— Given instruction —
Write out the material below again, unchanged.

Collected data
▬▬▬▬▬▬▬▬▬▬
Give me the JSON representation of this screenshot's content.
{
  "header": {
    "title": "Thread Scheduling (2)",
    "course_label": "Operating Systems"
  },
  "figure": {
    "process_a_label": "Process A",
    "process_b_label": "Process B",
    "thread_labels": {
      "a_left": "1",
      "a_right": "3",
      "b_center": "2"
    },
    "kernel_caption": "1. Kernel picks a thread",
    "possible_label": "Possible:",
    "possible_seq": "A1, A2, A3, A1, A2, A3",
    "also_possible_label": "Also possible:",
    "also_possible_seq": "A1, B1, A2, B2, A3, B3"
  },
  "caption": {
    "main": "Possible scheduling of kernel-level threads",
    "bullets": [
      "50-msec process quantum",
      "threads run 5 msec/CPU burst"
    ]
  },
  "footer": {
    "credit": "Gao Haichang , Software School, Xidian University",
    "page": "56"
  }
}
▬▬▬▬▬▬▬▬▬▬
— Response for this exercise —
Give me the JSON representation of this screenshot's content.
{
  "header": {
    "title": "Thread Scheduling (2)",
    "course_label": "Operating Systems"
  },
  "figure": {
    "process_a_label": "Process A",
    "process_b_label": "Process B",
    "thread_labels": {
      "a_left": "1",
      "a_right": "3",
      "b_center": "2"
    },
    "kernel_caption": "1. Kernel picks a thread",
    "possible_label": "Possible:",
    "possible_seq": "A1, A2, A3, A1, A2, A3",
    "also_possible_label": "Also possible:",
    "also_possible_seq": "A1, B1, A2, B2, A3, B3"
  },
  "caption": {
    "main": "Possible scheduling of kernel-level threads",
    "bullets": [
      "50-msec process quantum",
      "threads run 5 msec/CPU burst"
    ]
  },
  "footer": {
    "credit": "Gao Haichang , Software School, Xidian University",
    "page": "56"
  }
}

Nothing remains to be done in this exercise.